| Data for this task |
* Start *

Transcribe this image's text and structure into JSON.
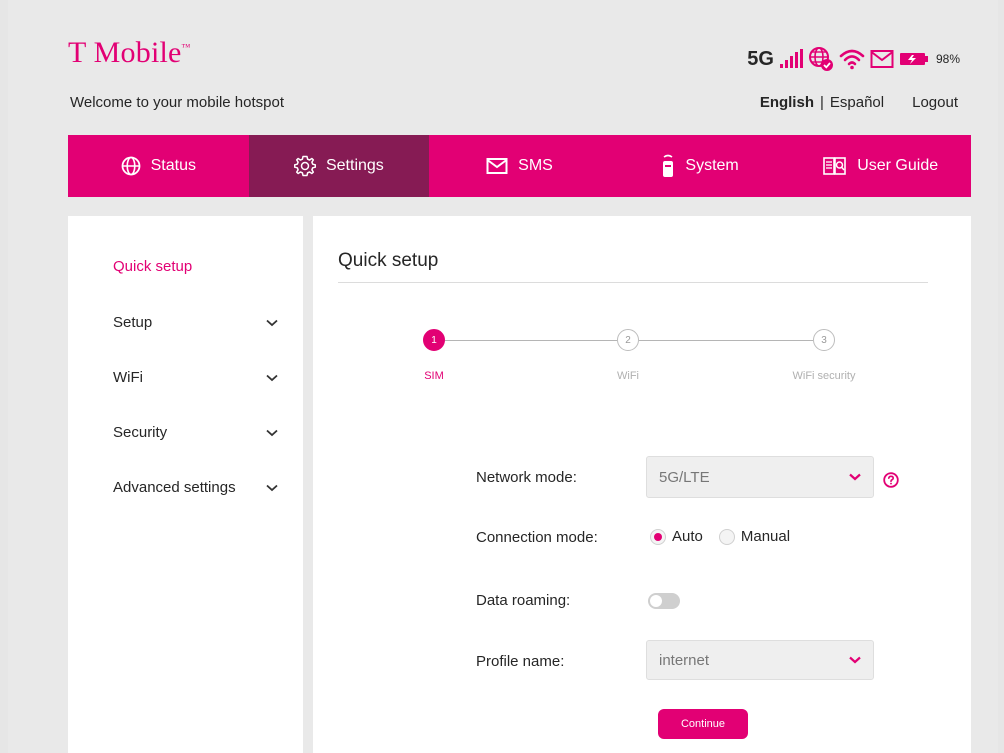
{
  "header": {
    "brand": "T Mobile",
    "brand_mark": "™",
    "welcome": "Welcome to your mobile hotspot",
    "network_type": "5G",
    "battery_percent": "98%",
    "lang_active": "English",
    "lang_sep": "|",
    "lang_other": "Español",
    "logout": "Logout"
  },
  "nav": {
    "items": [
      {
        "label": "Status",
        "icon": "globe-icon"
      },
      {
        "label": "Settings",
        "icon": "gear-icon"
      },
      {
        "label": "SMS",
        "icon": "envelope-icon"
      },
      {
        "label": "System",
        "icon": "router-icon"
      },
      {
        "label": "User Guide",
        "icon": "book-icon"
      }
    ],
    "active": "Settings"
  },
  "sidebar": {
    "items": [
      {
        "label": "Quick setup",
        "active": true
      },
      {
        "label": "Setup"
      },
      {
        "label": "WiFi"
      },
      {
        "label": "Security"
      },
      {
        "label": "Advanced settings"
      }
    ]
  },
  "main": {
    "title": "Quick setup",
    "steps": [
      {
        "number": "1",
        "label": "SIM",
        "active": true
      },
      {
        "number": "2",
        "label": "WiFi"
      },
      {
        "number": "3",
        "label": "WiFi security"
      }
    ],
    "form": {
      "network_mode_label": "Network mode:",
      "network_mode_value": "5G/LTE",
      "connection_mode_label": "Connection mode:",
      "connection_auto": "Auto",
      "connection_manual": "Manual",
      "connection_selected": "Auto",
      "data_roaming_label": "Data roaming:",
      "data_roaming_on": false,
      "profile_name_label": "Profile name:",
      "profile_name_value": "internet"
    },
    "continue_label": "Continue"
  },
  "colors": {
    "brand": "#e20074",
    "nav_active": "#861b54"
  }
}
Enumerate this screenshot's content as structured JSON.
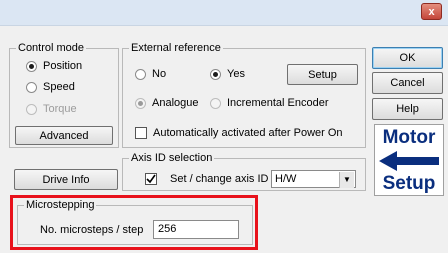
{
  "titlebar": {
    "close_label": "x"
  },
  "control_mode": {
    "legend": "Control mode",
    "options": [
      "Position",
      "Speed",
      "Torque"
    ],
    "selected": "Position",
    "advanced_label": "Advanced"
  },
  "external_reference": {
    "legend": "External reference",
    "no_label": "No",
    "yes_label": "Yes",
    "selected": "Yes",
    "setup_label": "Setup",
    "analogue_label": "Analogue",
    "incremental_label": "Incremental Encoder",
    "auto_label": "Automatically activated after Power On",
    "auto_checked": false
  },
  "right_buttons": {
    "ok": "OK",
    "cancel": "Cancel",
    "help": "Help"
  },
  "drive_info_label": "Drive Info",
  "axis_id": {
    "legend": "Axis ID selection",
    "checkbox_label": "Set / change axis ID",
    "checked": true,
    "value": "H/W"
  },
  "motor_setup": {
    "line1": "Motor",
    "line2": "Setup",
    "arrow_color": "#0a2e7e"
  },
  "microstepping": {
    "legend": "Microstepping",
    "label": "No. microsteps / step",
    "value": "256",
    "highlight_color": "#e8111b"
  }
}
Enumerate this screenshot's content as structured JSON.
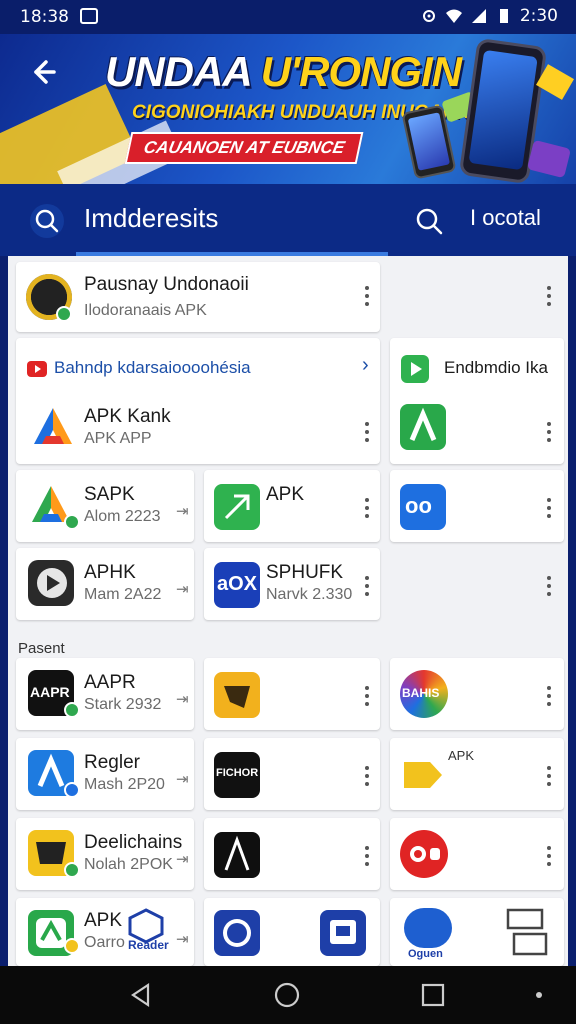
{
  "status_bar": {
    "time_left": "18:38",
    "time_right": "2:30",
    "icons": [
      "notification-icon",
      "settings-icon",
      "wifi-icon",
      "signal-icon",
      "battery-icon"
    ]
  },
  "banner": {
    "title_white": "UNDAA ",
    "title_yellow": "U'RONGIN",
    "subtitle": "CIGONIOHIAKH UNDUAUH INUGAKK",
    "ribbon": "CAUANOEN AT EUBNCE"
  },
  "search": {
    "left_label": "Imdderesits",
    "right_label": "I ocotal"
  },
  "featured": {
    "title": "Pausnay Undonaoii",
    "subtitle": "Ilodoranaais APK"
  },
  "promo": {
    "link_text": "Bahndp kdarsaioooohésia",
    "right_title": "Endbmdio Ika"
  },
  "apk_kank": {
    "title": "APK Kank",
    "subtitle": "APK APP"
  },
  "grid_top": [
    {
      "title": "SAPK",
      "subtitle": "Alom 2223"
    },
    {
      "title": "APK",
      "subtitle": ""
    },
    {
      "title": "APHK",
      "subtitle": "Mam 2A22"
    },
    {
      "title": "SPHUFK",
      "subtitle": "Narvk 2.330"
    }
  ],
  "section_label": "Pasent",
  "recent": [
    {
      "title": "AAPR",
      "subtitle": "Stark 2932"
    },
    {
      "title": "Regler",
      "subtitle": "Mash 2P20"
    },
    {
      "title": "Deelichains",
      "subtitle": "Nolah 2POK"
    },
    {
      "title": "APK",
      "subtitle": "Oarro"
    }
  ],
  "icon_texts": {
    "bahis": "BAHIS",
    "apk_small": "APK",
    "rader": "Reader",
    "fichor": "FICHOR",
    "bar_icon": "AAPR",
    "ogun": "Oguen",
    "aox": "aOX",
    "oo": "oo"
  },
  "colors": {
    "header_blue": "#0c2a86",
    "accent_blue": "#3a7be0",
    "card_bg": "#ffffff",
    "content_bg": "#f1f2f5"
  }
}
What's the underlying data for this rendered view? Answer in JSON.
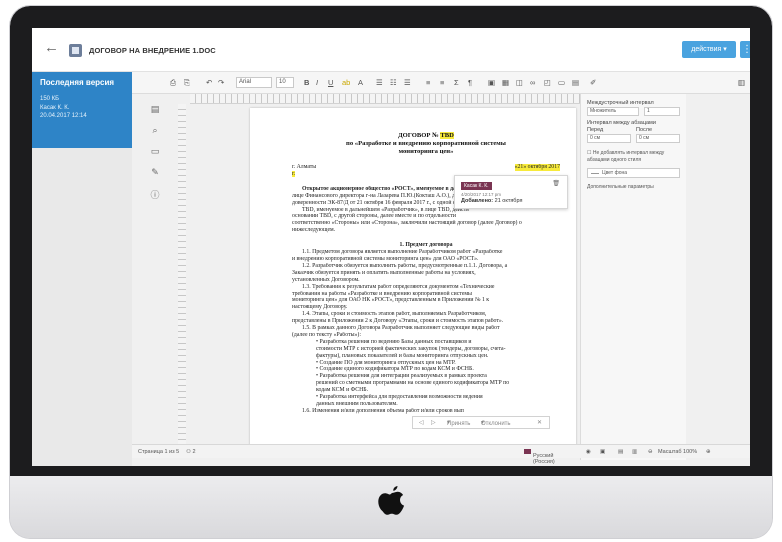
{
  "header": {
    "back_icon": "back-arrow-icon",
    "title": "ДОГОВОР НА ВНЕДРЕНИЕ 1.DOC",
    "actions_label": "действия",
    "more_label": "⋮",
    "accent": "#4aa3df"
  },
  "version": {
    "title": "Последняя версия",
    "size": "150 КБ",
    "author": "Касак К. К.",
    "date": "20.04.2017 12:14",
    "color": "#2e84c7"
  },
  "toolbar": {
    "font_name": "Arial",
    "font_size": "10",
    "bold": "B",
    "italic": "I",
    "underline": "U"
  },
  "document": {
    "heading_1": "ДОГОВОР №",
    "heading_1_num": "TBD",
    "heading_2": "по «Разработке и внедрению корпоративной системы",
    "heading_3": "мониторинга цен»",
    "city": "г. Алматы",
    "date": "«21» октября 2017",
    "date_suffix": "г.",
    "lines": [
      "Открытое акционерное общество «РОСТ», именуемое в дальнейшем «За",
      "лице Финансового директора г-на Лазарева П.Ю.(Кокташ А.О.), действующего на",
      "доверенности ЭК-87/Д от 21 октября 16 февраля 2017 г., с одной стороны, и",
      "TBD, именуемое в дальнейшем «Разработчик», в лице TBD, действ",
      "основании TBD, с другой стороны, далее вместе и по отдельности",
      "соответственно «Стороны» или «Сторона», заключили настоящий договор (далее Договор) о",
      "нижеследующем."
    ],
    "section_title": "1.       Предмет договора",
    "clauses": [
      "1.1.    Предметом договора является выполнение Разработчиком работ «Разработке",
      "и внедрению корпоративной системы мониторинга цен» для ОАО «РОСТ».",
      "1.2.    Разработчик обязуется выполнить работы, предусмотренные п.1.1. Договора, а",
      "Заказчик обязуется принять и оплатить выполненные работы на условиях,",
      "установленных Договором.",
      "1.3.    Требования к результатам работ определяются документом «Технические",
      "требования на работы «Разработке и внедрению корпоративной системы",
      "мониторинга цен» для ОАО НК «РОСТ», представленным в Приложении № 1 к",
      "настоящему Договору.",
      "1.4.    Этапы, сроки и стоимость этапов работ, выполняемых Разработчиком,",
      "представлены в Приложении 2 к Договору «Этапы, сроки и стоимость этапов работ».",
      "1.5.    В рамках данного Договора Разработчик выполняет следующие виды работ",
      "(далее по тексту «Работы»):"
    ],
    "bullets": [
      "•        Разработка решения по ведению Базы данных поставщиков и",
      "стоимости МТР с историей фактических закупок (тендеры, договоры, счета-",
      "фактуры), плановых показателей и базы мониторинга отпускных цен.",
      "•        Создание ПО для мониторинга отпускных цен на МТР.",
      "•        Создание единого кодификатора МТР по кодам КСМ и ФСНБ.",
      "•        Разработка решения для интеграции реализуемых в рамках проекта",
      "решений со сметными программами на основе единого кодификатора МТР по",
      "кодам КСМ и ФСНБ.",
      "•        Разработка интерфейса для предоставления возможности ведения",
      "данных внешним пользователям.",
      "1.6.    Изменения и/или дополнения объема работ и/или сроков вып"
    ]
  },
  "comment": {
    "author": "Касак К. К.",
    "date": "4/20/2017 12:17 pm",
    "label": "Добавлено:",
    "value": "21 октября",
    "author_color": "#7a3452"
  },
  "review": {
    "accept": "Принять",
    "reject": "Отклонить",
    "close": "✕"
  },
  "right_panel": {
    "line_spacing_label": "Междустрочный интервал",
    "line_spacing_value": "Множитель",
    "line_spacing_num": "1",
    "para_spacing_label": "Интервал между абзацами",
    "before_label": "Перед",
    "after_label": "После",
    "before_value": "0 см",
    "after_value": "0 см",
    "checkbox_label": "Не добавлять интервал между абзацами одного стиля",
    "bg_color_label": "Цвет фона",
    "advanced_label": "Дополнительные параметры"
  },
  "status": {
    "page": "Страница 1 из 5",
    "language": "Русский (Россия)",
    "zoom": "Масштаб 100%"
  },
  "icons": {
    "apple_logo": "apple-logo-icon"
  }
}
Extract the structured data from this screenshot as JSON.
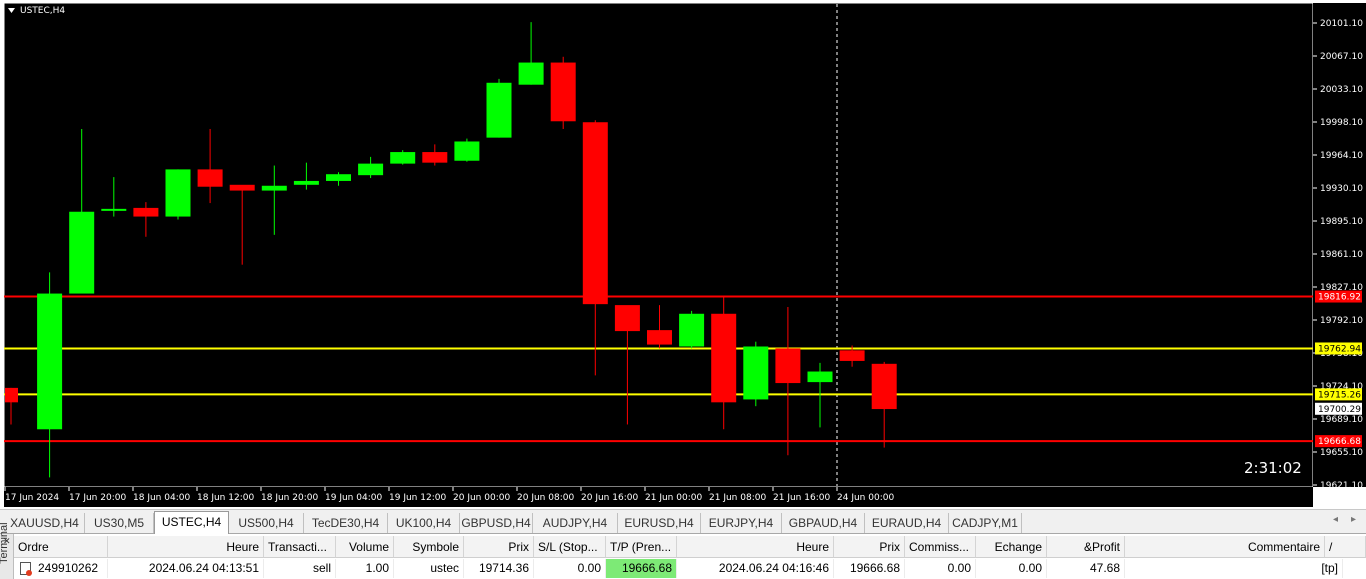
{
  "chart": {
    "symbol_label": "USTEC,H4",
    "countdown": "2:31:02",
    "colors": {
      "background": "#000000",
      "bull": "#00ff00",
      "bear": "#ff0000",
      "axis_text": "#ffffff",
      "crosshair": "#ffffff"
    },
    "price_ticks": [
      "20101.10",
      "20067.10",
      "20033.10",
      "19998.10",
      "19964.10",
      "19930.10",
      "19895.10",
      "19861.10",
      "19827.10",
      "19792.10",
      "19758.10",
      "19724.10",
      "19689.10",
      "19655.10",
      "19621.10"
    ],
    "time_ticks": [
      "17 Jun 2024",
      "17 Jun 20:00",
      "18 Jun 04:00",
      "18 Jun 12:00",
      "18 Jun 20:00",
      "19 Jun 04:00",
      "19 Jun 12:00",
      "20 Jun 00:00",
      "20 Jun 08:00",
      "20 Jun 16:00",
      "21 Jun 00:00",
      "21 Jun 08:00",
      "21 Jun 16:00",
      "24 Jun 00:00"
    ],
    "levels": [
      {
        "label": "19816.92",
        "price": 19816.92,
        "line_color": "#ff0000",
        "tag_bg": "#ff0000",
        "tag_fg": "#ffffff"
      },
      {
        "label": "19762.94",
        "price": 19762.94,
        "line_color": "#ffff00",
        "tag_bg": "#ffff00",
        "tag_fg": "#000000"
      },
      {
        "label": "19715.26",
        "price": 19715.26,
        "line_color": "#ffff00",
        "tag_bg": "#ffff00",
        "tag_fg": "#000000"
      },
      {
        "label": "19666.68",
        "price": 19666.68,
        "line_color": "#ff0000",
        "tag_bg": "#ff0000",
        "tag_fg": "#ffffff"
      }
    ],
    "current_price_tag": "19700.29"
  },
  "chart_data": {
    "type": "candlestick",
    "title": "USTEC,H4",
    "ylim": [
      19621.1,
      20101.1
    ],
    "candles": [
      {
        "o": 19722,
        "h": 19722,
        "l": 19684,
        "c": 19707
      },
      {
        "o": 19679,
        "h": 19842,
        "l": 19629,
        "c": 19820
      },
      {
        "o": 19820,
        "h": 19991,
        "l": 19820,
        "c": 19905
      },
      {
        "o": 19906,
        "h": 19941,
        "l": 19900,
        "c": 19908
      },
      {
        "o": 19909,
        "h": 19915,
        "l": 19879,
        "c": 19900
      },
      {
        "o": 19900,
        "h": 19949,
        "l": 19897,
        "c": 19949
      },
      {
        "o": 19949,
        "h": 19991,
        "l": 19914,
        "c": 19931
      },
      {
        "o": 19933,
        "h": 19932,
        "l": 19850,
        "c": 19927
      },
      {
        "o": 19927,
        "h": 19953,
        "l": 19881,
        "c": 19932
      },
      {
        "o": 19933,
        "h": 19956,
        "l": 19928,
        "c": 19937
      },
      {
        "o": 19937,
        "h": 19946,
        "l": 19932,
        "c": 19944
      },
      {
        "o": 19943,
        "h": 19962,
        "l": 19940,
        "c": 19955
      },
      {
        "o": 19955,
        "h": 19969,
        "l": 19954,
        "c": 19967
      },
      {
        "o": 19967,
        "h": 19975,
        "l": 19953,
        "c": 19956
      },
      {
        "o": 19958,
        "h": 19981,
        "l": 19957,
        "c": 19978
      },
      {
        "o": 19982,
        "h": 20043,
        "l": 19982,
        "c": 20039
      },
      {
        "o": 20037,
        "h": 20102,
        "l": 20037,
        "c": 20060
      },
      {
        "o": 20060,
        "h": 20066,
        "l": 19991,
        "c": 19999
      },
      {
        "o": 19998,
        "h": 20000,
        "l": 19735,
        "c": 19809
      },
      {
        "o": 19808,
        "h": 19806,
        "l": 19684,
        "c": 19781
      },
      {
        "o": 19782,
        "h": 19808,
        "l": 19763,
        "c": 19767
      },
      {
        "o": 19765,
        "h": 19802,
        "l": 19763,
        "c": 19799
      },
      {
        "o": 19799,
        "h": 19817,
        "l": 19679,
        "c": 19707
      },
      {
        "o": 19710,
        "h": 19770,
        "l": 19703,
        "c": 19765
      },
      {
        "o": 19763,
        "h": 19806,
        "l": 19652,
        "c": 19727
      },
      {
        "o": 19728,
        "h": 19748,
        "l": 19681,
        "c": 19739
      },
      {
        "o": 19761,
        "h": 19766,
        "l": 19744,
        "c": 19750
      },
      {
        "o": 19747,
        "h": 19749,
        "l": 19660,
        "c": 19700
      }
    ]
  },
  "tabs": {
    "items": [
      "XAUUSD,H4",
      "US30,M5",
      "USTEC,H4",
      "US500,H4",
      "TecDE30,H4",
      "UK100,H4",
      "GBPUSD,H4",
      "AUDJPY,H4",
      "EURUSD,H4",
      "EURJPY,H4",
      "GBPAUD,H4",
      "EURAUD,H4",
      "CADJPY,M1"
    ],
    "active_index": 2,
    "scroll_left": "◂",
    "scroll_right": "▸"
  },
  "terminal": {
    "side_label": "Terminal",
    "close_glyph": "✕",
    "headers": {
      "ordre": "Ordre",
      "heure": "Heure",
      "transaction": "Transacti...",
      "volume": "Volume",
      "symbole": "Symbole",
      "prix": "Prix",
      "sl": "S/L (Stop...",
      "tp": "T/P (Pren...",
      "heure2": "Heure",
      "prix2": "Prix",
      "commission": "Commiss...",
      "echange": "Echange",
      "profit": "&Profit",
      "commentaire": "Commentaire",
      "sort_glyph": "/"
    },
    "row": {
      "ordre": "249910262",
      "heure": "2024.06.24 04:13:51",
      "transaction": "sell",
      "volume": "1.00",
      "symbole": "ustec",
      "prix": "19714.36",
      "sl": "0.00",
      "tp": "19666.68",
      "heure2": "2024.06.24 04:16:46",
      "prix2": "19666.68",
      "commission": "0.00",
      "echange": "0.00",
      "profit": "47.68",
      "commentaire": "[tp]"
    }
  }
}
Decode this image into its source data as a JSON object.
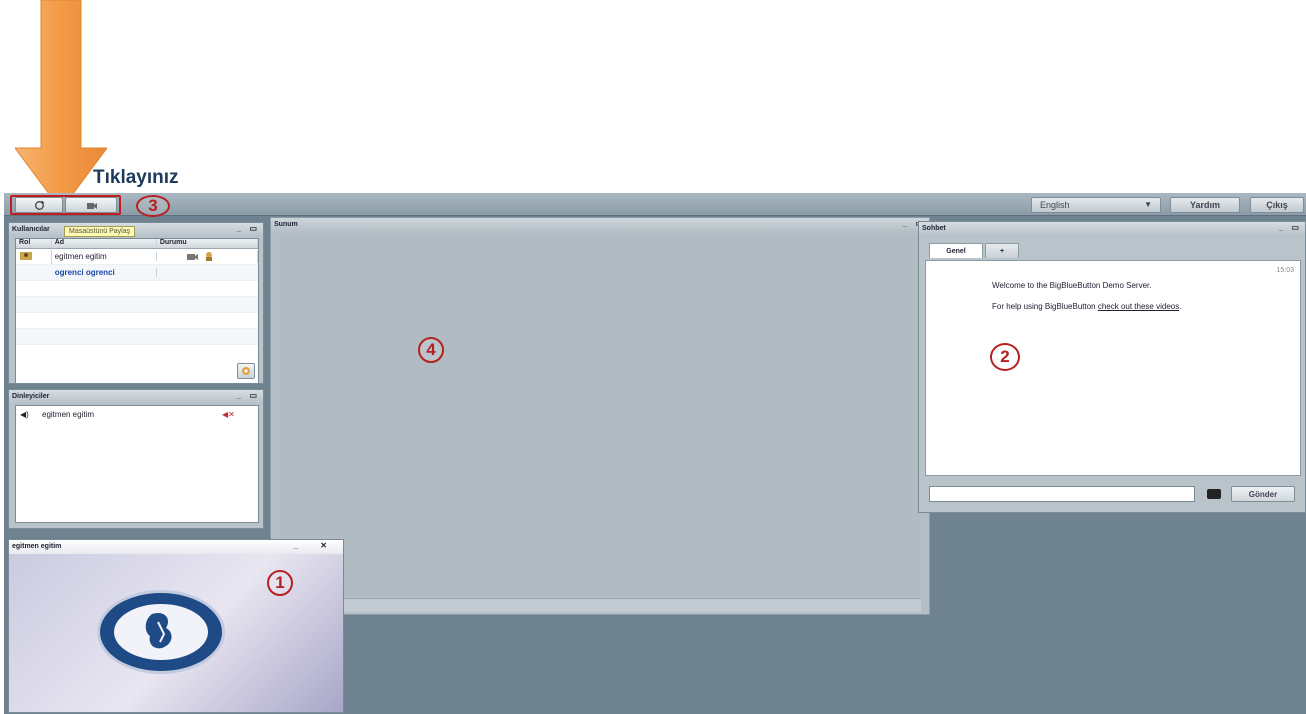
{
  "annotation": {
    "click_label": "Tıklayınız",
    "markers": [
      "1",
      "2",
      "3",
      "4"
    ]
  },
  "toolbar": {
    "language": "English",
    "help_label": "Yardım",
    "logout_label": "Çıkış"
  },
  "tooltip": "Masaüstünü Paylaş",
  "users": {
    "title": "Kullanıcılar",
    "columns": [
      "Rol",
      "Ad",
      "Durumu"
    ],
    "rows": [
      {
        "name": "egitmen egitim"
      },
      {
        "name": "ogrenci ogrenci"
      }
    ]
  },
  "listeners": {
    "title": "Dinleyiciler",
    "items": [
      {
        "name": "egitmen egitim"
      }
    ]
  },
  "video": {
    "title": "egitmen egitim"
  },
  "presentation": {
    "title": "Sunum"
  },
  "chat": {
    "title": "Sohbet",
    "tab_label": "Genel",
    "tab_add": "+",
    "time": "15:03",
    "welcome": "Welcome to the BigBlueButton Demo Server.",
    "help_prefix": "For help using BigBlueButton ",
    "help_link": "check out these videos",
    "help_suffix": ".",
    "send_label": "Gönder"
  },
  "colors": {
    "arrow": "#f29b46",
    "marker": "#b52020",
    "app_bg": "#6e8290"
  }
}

* End *

| What you have to do |
Show all lines above holding "решения".

| Result |
      "•        Разработка решения по ведению Базы данных поставщиков и",
      "•        Разработка решения для интеграции реализуемых в рамках проекта",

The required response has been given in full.